AIM:
What lines of the data hold the string "celebrades"? Pull each one out.

Data entries:

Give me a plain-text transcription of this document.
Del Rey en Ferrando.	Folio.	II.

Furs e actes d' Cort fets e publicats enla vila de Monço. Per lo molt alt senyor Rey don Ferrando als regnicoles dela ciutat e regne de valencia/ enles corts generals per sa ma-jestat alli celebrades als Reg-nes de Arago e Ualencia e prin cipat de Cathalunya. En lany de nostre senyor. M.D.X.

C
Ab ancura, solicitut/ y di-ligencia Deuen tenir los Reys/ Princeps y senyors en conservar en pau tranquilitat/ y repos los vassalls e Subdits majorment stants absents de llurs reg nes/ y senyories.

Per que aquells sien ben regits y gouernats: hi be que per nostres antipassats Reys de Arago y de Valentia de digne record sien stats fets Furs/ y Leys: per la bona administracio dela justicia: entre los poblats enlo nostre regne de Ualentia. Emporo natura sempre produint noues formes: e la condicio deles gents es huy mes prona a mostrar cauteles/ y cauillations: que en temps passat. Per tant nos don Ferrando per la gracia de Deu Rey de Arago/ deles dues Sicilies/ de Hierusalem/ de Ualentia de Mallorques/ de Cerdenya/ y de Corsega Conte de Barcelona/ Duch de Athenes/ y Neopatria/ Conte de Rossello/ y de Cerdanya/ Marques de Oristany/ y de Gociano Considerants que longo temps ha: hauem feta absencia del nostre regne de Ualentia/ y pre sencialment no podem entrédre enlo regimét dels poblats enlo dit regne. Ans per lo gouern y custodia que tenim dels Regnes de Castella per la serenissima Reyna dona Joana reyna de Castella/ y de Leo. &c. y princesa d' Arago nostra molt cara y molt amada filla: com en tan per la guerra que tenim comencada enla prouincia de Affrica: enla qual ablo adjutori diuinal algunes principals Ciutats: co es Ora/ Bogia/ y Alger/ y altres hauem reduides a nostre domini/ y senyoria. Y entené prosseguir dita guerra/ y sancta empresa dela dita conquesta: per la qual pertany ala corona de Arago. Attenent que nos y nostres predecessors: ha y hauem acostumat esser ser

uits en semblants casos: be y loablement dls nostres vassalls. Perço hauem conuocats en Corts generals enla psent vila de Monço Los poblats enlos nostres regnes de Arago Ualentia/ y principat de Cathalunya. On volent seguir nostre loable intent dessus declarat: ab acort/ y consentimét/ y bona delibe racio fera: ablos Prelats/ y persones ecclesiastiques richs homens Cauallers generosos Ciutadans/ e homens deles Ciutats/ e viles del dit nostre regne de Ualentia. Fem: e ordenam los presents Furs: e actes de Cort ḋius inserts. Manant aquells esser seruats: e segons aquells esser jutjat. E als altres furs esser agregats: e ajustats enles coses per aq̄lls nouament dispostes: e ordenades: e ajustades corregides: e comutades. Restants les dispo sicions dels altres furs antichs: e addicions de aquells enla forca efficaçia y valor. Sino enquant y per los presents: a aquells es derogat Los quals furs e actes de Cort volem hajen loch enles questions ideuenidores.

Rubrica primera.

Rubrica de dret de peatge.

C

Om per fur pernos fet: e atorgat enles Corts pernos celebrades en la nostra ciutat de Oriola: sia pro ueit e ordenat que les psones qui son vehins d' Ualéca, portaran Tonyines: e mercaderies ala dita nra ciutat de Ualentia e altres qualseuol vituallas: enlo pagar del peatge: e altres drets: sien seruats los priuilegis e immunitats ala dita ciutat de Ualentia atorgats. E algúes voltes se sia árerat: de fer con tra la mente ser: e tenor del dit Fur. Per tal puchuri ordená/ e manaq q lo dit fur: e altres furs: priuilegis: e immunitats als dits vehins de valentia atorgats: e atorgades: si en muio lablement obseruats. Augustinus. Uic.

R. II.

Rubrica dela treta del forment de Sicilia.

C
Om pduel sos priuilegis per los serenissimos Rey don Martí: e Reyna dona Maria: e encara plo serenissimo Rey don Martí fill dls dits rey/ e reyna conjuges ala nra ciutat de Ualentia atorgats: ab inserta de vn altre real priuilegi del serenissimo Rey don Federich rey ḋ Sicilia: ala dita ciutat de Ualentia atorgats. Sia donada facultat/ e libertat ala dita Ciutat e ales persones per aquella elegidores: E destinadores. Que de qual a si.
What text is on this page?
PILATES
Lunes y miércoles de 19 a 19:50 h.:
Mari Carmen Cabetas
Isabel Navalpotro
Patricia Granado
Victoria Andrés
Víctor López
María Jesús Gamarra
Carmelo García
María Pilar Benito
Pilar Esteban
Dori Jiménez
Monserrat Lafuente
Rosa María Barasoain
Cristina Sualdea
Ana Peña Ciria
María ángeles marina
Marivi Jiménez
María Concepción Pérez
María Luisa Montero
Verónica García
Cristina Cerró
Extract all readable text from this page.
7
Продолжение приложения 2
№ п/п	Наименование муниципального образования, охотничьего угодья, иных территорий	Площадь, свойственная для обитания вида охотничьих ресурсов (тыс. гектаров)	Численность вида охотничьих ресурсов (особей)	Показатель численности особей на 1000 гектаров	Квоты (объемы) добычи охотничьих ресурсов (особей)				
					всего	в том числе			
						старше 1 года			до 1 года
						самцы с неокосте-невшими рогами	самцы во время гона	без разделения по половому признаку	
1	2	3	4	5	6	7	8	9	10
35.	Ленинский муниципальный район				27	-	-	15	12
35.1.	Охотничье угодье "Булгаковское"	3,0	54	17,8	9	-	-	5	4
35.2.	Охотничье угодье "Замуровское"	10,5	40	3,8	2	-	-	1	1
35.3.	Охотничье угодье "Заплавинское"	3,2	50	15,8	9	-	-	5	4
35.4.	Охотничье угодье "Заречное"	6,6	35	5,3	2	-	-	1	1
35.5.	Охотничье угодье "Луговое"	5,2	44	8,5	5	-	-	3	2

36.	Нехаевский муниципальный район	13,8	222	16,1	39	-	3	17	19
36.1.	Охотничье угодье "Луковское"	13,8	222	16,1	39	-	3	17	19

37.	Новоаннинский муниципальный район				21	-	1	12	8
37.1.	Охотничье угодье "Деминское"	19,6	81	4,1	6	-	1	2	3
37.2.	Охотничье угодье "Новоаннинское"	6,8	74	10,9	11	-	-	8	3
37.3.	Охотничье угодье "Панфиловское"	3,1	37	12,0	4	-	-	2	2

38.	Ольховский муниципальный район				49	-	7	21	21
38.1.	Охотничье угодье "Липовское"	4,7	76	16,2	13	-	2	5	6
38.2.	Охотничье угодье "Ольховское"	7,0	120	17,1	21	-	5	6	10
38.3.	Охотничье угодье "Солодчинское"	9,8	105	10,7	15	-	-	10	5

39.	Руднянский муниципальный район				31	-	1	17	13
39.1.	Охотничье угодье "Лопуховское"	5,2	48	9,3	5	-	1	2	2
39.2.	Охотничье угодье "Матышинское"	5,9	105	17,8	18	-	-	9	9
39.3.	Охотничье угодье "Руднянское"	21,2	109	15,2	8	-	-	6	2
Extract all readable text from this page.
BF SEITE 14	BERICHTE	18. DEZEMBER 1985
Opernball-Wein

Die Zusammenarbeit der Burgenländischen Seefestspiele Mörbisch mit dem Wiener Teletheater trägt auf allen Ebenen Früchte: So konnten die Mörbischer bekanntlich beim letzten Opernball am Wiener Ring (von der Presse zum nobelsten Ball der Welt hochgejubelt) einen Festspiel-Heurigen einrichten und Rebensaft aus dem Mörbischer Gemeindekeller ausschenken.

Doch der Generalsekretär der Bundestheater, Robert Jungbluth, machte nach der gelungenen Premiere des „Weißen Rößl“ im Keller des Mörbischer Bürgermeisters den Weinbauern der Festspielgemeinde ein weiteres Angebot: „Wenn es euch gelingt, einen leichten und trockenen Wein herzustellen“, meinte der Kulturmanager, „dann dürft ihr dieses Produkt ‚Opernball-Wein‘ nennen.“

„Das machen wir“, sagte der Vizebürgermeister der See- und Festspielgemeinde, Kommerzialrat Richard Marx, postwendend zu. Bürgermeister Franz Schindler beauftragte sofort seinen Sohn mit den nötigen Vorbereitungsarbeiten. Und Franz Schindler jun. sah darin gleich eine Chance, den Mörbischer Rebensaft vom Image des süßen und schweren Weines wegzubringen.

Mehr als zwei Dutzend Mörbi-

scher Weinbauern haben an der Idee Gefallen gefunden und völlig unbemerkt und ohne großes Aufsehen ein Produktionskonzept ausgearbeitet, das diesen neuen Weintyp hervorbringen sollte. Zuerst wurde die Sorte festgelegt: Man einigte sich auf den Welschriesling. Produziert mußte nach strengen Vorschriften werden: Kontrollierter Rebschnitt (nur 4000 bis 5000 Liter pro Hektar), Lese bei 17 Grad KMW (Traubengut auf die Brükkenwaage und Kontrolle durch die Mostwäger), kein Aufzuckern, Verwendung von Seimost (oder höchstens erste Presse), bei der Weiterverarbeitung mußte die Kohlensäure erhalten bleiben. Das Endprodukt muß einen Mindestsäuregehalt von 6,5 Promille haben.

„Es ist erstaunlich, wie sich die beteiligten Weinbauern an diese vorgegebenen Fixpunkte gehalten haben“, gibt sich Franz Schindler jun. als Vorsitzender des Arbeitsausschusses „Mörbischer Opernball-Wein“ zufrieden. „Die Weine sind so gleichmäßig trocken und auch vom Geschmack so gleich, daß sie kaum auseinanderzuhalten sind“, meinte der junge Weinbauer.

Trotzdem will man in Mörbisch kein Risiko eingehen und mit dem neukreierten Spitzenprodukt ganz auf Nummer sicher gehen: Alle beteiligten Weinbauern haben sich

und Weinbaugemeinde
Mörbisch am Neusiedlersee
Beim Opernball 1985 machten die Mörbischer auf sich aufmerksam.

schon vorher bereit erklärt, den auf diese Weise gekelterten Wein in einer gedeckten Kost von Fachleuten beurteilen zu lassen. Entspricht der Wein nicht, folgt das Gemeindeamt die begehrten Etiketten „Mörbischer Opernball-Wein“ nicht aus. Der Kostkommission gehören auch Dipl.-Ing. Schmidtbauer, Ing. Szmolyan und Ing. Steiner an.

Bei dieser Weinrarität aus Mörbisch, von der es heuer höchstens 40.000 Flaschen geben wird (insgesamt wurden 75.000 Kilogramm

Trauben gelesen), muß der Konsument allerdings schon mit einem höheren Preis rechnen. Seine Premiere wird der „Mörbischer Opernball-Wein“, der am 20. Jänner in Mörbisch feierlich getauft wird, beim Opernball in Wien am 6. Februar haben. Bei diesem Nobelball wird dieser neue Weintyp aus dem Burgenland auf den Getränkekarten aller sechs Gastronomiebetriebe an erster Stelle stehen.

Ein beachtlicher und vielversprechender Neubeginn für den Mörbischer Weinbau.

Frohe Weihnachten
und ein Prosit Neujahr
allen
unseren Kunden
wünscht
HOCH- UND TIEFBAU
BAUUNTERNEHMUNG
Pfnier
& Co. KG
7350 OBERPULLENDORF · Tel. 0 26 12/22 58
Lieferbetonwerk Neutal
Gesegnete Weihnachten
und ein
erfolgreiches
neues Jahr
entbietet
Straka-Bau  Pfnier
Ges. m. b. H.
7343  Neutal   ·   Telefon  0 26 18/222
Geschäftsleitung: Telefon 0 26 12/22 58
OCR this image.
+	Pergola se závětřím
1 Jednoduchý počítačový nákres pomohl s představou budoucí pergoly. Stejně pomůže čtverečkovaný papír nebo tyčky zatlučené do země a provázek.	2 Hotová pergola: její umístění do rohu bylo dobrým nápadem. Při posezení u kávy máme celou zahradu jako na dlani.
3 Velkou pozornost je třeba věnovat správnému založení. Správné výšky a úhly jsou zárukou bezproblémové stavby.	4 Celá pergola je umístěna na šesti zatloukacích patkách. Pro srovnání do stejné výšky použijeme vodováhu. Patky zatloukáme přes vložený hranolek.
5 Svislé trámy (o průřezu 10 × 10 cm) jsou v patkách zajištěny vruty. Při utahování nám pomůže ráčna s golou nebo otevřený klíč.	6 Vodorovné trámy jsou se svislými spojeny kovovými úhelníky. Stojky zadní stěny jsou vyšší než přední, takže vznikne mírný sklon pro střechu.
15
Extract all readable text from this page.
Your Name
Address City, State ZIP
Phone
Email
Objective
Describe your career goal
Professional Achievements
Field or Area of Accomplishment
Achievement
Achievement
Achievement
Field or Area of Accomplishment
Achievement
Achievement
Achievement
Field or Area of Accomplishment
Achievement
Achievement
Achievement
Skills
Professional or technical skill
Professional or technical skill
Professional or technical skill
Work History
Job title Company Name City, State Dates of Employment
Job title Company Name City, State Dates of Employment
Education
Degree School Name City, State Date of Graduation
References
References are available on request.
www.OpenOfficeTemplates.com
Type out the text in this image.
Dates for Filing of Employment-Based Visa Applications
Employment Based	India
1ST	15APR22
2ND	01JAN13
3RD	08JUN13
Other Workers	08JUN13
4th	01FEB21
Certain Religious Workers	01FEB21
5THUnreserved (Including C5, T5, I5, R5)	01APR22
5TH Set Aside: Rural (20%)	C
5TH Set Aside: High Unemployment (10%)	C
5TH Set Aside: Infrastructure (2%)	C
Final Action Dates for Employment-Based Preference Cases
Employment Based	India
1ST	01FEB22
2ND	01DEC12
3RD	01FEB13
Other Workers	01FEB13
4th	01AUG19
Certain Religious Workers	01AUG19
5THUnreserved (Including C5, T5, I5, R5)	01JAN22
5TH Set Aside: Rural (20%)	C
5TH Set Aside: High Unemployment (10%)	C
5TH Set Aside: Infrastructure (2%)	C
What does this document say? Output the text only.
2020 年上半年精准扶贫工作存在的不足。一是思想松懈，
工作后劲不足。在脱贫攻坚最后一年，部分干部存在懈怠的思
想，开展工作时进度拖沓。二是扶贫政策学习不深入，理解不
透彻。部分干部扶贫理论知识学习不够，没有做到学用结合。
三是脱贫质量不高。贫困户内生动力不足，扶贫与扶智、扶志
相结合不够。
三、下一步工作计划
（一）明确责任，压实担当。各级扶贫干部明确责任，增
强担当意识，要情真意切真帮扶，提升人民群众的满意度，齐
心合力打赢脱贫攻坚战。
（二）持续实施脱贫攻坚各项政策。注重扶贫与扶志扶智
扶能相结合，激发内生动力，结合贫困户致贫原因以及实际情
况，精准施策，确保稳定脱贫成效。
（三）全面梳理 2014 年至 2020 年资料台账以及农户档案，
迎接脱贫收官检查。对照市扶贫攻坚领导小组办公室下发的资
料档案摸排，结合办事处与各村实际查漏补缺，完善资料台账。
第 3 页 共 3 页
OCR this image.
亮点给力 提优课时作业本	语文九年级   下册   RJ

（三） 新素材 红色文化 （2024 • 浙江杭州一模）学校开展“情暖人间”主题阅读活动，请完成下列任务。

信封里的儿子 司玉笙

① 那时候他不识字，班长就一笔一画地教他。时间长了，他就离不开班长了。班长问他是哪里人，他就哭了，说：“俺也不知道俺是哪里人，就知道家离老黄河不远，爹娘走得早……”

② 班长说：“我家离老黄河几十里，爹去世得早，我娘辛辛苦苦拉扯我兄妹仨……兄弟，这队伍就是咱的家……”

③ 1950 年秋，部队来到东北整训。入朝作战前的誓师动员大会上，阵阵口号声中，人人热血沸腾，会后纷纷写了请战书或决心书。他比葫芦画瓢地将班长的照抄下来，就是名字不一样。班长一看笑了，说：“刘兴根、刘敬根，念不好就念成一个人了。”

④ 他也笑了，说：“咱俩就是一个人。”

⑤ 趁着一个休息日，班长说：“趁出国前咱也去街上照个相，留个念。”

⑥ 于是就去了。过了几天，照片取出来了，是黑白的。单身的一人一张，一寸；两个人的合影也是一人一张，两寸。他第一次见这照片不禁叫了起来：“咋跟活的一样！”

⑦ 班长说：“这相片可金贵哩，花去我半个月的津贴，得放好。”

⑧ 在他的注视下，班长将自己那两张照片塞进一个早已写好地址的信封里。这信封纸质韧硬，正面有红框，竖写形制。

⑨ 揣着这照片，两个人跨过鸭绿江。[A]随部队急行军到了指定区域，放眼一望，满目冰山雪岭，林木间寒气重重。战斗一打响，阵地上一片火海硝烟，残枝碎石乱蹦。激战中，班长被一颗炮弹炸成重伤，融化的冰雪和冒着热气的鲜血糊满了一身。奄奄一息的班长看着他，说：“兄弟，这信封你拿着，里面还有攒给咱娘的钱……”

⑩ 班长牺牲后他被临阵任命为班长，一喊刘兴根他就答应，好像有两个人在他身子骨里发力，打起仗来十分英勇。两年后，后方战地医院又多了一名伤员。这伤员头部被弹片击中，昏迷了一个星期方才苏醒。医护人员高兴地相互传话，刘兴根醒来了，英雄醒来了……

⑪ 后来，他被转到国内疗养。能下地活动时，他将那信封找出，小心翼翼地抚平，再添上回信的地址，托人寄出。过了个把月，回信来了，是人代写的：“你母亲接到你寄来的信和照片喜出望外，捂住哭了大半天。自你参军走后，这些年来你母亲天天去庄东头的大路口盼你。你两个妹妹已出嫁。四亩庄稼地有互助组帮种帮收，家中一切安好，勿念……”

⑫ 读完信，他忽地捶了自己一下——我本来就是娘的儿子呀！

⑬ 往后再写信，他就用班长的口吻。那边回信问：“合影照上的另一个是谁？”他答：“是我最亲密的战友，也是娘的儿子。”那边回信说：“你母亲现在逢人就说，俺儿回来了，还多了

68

RESPONSE TO THE EXERCISE:
Furs e actes d' Cort fets e publicats enla vila de Monço. Per lo molt alt senyor Rey don Ferrando als regnicoles dela ciutat e regne de valencia/ enles corts generals per sa ma-jestat alli celebrades als Reg-nes de Arago e Ualencia e prin cipat de Cathalunya. En lany de nostre senyor. M.D.X.
Om per fur pernos fet: e atorgat enles Corts pernos celebrades en la nostra ciutat de Oriola: sia pro ueit e ordenat que les psones qui son vehins d' Ualéca, portaran Tonyines: e mercaderies ala dita nra ciutat de Ualentia e altres qualseuol vituallas: enlo pagar del peatge: e altres drets: sien seruats los priuilegis e immunitats ala dita ciutat de Ualentia atorgats. E algúes voltes se sia árerat: de fer con tra la mente ser: e tenor del dit Fur. Per tal puchuri ordená/ e manaq q lo dit fur: e altres furs: priuilegis: e immunitats als dits vehins de valentia atorgats: e atorgades: si en muio lablement obseruats. Augustinus. Uic.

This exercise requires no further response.